▶ WHAT TO WORK ON:
Transcribe the entries exactly; images are not part of the copy.

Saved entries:
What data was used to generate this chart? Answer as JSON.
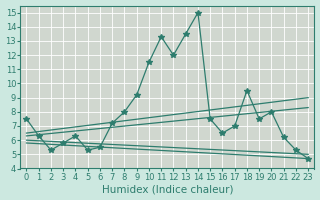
{
  "background_color": "#cce8e0",
  "grid_color": "#add8cc",
  "line_color": "#2e7d6e",
  "xlabel": "Humidex (Indice chaleur)",
  "xlim": [
    -0.5,
    23.5
  ],
  "ylim": [
    4,
    15.5
  ],
  "yticks": [
    4,
    5,
    6,
    7,
    8,
    9,
    10,
    11,
    12,
    13,
    14,
    15
  ],
  "xticks": [
    0,
    1,
    2,
    3,
    4,
    5,
    6,
    7,
    8,
    9,
    10,
    11,
    12,
    13,
    14,
    15,
    16,
    17,
    18,
    19,
    20,
    21,
    22,
    23
  ],
  "main_line": {
    "x": [
      0,
      1,
      2,
      3,
      4,
      5,
      6,
      7,
      8,
      9,
      10,
      11,
      12,
      13,
      14,
      15,
      16,
      17,
      18,
      19,
      20,
      21,
      22,
      23
    ],
    "y": [
      7.5,
      6.3,
      5.3,
      5.8,
      6.3,
      5.3,
      5.5,
      7.2,
      8.0,
      9.2,
      11.5,
      13.3,
      12.0,
      13.5,
      15.0,
      7.5,
      6.5,
      7.0,
      9.5,
      7.5,
      8.0,
      6.2,
      5.3,
      4.7
    ]
  },
  "trend_lines": [
    {
      "x": [
        0,
        23
      ],
      "y": [
        6.5,
        9.0
      ]
    },
    {
      "x": [
        0,
        23
      ],
      "y": [
        6.3,
        8.3
      ]
    },
    {
      "x": [
        0,
        23
      ],
      "y": [
        5.8,
        4.7
      ]
    },
    {
      "x": [
        0,
        23
      ],
      "y": [
        6.0,
        5.0
      ]
    }
  ],
  "marker": "*",
  "markersize": 4,
  "linewidth": 0.9,
  "tick_fontsize": 6,
  "label_fontsize": 7.5
}
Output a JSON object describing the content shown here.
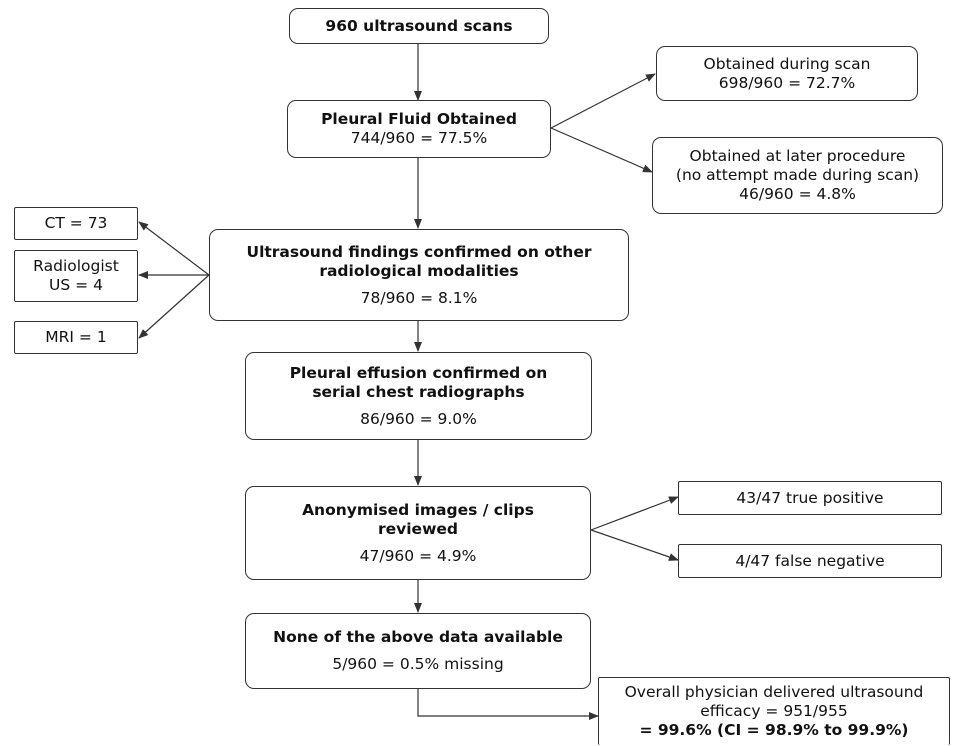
{
  "colors": {
    "line": "#333333",
    "border": "#333333",
    "text": "#111111",
    "background": "#ffffff"
  },
  "nodes": {
    "scans": {
      "title": "960 ultrasound scans"
    },
    "pleural_fluid": {
      "title": "Pleural Fluid Obtained",
      "value": "744/960 = 77.5%"
    },
    "obtained_during": {
      "line1": "Obtained during scan",
      "line2": "698/960 = 72.7%"
    },
    "obtained_later": {
      "line1": "Obtained at later procedure",
      "line2": "(no attempt made during scan)",
      "line3": "46/960 = 4.8%"
    },
    "ultrasound_confirmed": {
      "title_line1": "Ultrasound findings confirmed on other",
      "title_line2": "radiological modalities",
      "value": "78/960 = 8.1%"
    },
    "ct": {
      "label": "CT = 73"
    },
    "radiologist": {
      "line1": "Radiologist",
      "line2": "US = 4"
    },
    "mri": {
      "label": "MRI = 1"
    },
    "pleural_effusion": {
      "title_line1": "Pleural effusion confirmed on",
      "title_line2": "serial chest radiographs",
      "value": "86/960 = 9.0%"
    },
    "anonymised": {
      "title_line1": "Anonymised images / clips",
      "title_line2": "reviewed",
      "value": "47/960 = 4.9%"
    },
    "true_positive": {
      "label": "43/47 true positive"
    },
    "false_negative": {
      "label": "4/47 false negative"
    },
    "none_available": {
      "title": "None of the above data available",
      "value": "5/960 = 0.5% missing"
    },
    "overall": {
      "line1": "Overall physician delivered ultrasound",
      "line2": "efficacy = 951/955",
      "line3": "= 99.6% (CI = 98.9% to 99.9%)"
    }
  }
}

▶ ANSWER TO THE PROBLEM:
What data was used to generate this chart? Answer as JSON.
{
  "background_color": "#cce8e0",
  "grid_color": "#add8cc",
  "line_color": "#2e7d6e",
  "xlabel": "Humidex (Indice chaleur)",
  "xlim": [
    -0.5,
    23.5
  ],
  "ylim": [
    4,
    15.5
  ],
  "yticks": [
    4,
    5,
    6,
    7,
    8,
    9,
    10,
    11,
    12,
    13,
    14,
    15
  ],
  "xticks": [
    0,
    1,
    2,
    3,
    4,
    5,
    6,
    7,
    8,
    9,
    10,
    11,
    12,
    13,
    14,
    15,
    16,
    17,
    18,
    19,
    20,
    21,
    22,
    23
  ],
  "main_line": {
    "x": [
      0,
      1,
      2,
      3,
      4,
      5,
      6,
      7,
      8,
      9,
      10,
      11,
      12,
      13,
      14,
      15,
      16,
      17,
      18,
      19,
      20,
      21,
      22,
      23
    ],
    "y": [
      7.5,
      6.3,
      5.3,
      5.8,
      6.3,
      5.3,
      5.5,
      7.2,
      8.0,
      9.2,
      11.5,
      13.3,
      12.0,
      13.5,
      15.0,
      7.5,
      6.5,
      7.0,
      9.5,
      7.5,
      8.0,
      6.2,
      5.3,
      4.7
    ]
  },
  "trend_lines": [
    {
      "x": [
        0,
        23
      ],
      "y": [
        6.5,
        9.0
      ]
    },
    {
      "x": [
        0,
        23
      ],
      "y": [
        6.3,
        8.3
      ]
    },
    {
      "x": [
        0,
        23
      ],
      "y": [
        5.8,
        4.7
      ]
    },
    {
      "x": [
        0,
        23
      ],
      "y": [
        6.0,
        5.0
      ]
    }
  ],
  "marker": "*",
  "markersize": 4,
  "linewidth": 0.9,
  "tick_fontsize": 6,
  "label_fontsize": 7.5
}
Output a JSON object describing the content shown here.
{
  "colors": {
    "line": "#333333",
    "border": "#333333",
    "text": "#111111",
    "background": "#ffffff"
  },
  "nodes": {
    "scans": {
      "title": "960 ultrasound scans"
    },
    "pleural_fluid": {
      "title": "Pleural Fluid Obtained",
      "value": "744/960 = 77.5%"
    },
    "obtained_during": {
      "line1": "Obtained during scan",
      "line2": "698/960 = 72.7%"
    },
    "obtained_later": {
      "line1": "Obtained at later procedure",
      "line2": "(no attempt made during scan)",
      "line3": "46/960 = 4.8%"
    },
    "ultrasound_confirmed": {
      "title_line1": "Ultrasound findings confirmed on other",
      "title_line2": "radiological modalities",
      "value": "78/960 = 8.1%"
    },
    "ct": {
      "label": "CT = 73"
    },
    "radiologist": {
      "line1": "Radiologist",
      "line2": "US = 4"
    },
    "mri": {
      "label": "MRI = 1"
    },
    "pleural_effusion": {
      "title_line1": "Pleural effusion confirmed on",
      "title_line2": "serial chest radiographs",
      "value": "86/960 = 9.0%"
    },
    "anonymised": {
      "title_line1": "Anonymised images / clips",
      "title_line2": "reviewed",
      "value": "47/960 = 4.9%"
    },
    "true_positive": {
      "label": "43/47 true positive"
    },
    "false_negative": {
      "label": "4/47 false negative"
    },
    "none_available": {
      "title": "None of the above data available",
      "value": "5/960 = 0.5% missing"
    },
    "overall": {
      "line1": "Overall physician delivered ultrasound",
      "line2": "efficacy = 951/955",
      "line3": "= 99.6% (CI = 98.9% to 99.9%)"
    }
  }
}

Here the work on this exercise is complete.